_Problem details_
Find and copy lines holding "Spread".

[begin Data in this exercise]

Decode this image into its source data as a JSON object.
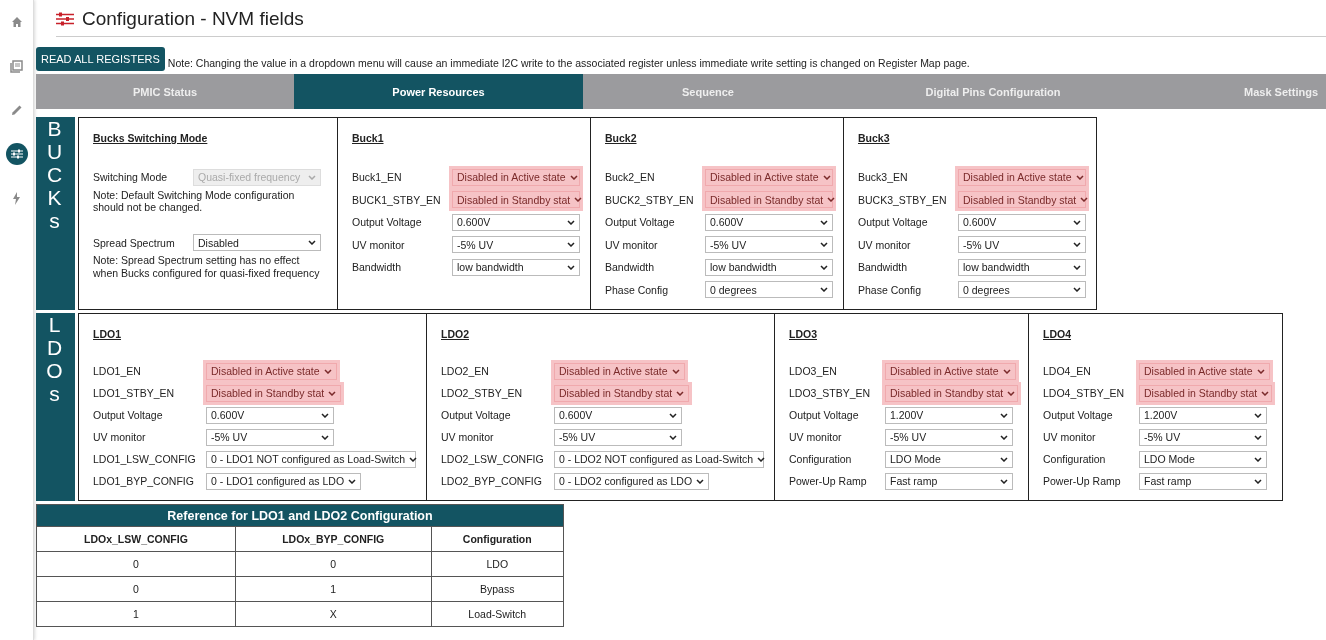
{
  "sidebar": {
    "items": [
      {
        "kind": "home",
        "selected": false
      },
      {
        "kind": "book",
        "selected": false
      },
      {
        "kind": "pencil",
        "selected": false
      },
      {
        "kind": "sliders",
        "selected": true
      },
      {
        "kind": "bolt",
        "selected": false
      }
    ]
  },
  "title": "Configuration - NVM fields",
  "read_button": "READ ALL REGISTERS",
  "note": "Note: Changing the value in a dropdown menu will cause an immediate I2C write to the associated register unless immediate write setting is changed on Register Map page.",
  "tabs": [
    {
      "label": "PMIC Status",
      "selected": false
    },
    {
      "label": "Power Resources",
      "selected": true
    },
    {
      "label": "Sequence",
      "selected": false
    },
    {
      "label": "Digital Pins Configuration",
      "selected": false
    },
    {
      "label": "Mask Settings",
      "selected": false
    }
  ],
  "sections": [
    {
      "label": "BUCKs",
      "panels": [
        {
          "title": "Bucks Switching Mode",
          "items": [
            {
              "kind": "select",
              "label": "Switching Mode",
              "value": "Quasi-fixed frequency",
              "highlighted": false,
              "disabled": true
            },
            {
              "kind": "note",
              "text": "Note: Default Switching Mode configuration should not be changed."
            },
            {
              "kind": "select",
              "label": "Spread Spectrum",
              "value": "Disabled",
              "highlighted": false,
              "disabled": false
            },
            {
              "kind": "note",
              "text": "Note: Spread Spectrum setting has no effect when Bucks configured for quasi-fixed frequency"
            }
          ]
        },
        {
          "title": "Buck1",
          "items": [
            {
              "kind": "select",
              "label": "Buck1_EN",
              "value": "Disabled in Active state",
              "highlighted": true,
              "disabled": false
            },
            {
              "kind": "select",
              "label": "BUCK1_STBY_EN",
              "value": "Disabled in Standby stat",
              "highlighted": true,
              "disabled": false
            },
            {
              "kind": "select",
              "label": "Output Voltage",
              "value": "0.600V",
              "highlighted": false,
              "disabled": false
            },
            {
              "kind": "select",
              "label": "UV monitor",
              "value": "-5% UV",
              "highlighted": false,
              "disabled": false
            },
            {
              "kind": "select",
              "label": "Bandwidth",
              "value": "low bandwidth",
              "highlighted": false,
              "disabled": false
            }
          ]
        },
        {
          "title": "Buck2",
          "items": [
            {
              "kind": "select",
              "label": "Buck2_EN",
              "value": "Disabled in Active state",
              "highlighted": true,
              "disabled": false
            },
            {
              "kind": "select",
              "label": "BUCK2_STBY_EN",
              "value": "Disabled in Standby stat",
              "highlighted": true,
              "disabled": false
            },
            {
              "kind": "select",
              "label": "Output Voltage",
              "value": "0.600V",
              "highlighted": false,
              "disabled": false
            },
            {
              "kind": "select",
              "label": "UV monitor",
              "value": "-5% UV",
              "highlighted": false,
              "disabled": false
            },
            {
              "kind": "select",
              "label": "Bandwidth",
              "value": "low bandwidth",
              "highlighted": false,
              "disabled": false
            },
            {
              "kind": "select",
              "label": "Phase Config",
              "value": "0 degrees",
              "highlighted": false,
              "disabled": false
            }
          ]
        },
        {
          "title": "Buck3",
          "items": [
            {
              "kind": "select",
              "label": "Buck3_EN",
              "value": "Disabled in Active state",
              "highlighted": true,
              "disabled": false
            },
            {
              "kind": "select",
              "label": "BUCK3_STBY_EN",
              "value": "Disabled in Standby stat",
              "highlighted": true,
              "disabled": false
            },
            {
              "kind": "select",
              "label": "Output Voltage",
              "value": "0.600V",
              "highlighted": false,
              "disabled": false
            },
            {
              "kind": "select",
              "label": "UV monitor",
              "value": "-5% UV",
              "highlighted": false,
              "disabled": false
            },
            {
              "kind": "select",
              "label": "Bandwidth",
              "value": "low bandwidth",
              "highlighted": false,
              "disabled": false
            },
            {
              "kind": "select",
              "label": "Phase Config",
              "value": "0 degrees",
              "highlighted": false,
              "disabled": false
            }
          ]
        }
      ]
    },
    {
      "label": "LDOs",
      "panels": [
        {
          "title": "LDO1",
          "items": [
            {
              "kind": "select",
              "label": "LDO1_EN",
              "value": "Disabled in Active state",
              "highlighted": true,
              "disabled": false
            },
            {
              "kind": "select",
              "label": "LDO1_STBY_EN",
              "value": "Disabled in Standby stat",
              "highlighted": true,
              "disabled": false
            },
            {
              "kind": "select",
              "label": "Output Voltage",
              "value": "0.600V",
              "highlighted": false,
              "disabled": false
            },
            {
              "kind": "select",
              "label": "UV monitor",
              "value": "-5% UV",
              "highlighted": false,
              "disabled": false
            },
            {
              "kind": "select",
              "label": "LDO1_LSW_CONFIG",
              "value": "0 - LDO1 NOT configured as Load-Switch",
              "highlighted": false,
              "disabled": false
            },
            {
              "kind": "select",
              "label": "LDO1_BYP_CONFIG",
              "value": "0 - LDO1 configured as LDO",
              "highlighted": false,
              "disabled": false
            }
          ]
        },
        {
          "title": "LDO2",
          "items": [
            {
              "kind": "select",
              "label": "LDO2_EN",
              "value": "Disabled in Active state",
              "highlighted": true,
              "disabled": false
            },
            {
              "kind": "select",
              "label": "LDO2_STBY_EN",
              "value": "Disabled in Standby stat",
              "highlighted": true,
              "disabled": false
            },
            {
              "kind": "select",
              "label": "Output Voltage",
              "value": "0.600V",
              "highlighted": false,
              "disabled": false
            },
            {
              "kind": "select",
              "label": "UV monitor",
              "value": "-5% UV",
              "highlighted": false,
              "disabled": false
            },
            {
              "kind": "select",
              "label": "LDO2_LSW_CONFIG",
              "value": "0 - LDO2 NOT configured as Load-Switch",
              "highlighted": false,
              "disabled": false
            },
            {
              "kind": "select",
              "label": "LDO2_BYP_CONFIG",
              "value": "0 - LDO2 configured as LDO",
              "highlighted": false,
              "disabled": false
            }
          ]
        },
        {
          "title": "LDO3",
          "items": [
            {
              "kind": "select",
              "label": "LDO3_EN",
              "value": "Disabled in Active state",
              "highlighted": true,
              "disabled": false
            },
            {
              "kind": "select",
              "label": "LDO3_STBY_EN",
              "value": "Disabled in Standby stat",
              "highlighted": true,
              "disabled": false
            },
            {
              "kind": "select",
              "label": "Output Voltage",
              "value": "1.200V",
              "highlighted": false,
              "disabled": false
            },
            {
              "kind": "select",
              "label": "UV monitor",
              "value": "-5% UV",
              "highlighted": false,
              "disabled": false
            },
            {
              "kind": "select",
              "label": "Configuration",
              "value": "LDO Mode",
              "highlighted": false,
              "disabled": false
            },
            {
              "kind": "select",
              "label": "Power-Up Ramp",
              "value": "Fast ramp",
              "highlighted": false,
              "disabled": false
            }
          ]
        },
        {
          "title": "LDO4",
          "items": [
            {
              "kind": "select",
              "label": "LDO4_EN",
              "value": "Disabled in Active state",
              "highlighted": true,
              "disabled": false
            },
            {
              "kind": "select",
              "label": "LDO4_STBY_EN",
              "value": "Disabled in Standby stat",
              "highlighted": true,
              "disabled": false
            },
            {
              "kind": "select",
              "label": "Output Voltage",
              "value": "1.200V",
              "highlighted": false,
              "disabled": false
            },
            {
              "kind": "select",
              "label": "UV monitor",
              "value": "-5% UV",
              "highlighted": false,
              "disabled": false
            },
            {
              "kind": "select",
              "label": "Configuration",
              "value": "LDO Mode",
              "highlighted": false,
              "disabled": false
            },
            {
              "kind": "select",
              "label": "Power-Up Ramp",
              "value": "Fast ramp",
              "highlighted": false,
              "disabled": false
            }
          ]
        }
      ]
    }
  ],
  "reference_table": {
    "title": "Reference for LDO1 and LDO2 Configuration",
    "columns": [
      "LDOx_LSW_CONFIG",
      "LDOx_BYP_CONFIG",
      "Configuration"
    ],
    "rows": [
      [
        "0",
        "0",
        "LDO"
      ],
      [
        "0",
        "1",
        "Bypass"
      ],
      [
        "1",
        "X",
        "Load-Switch"
      ]
    ]
  }
}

[end Data in this exercise]

_Exercise solution_
              "label": "Spread Spectrum",
              "text": "Note: Spread Spectrum setting has no effect when Bucks configured for quasi-fixed frequency"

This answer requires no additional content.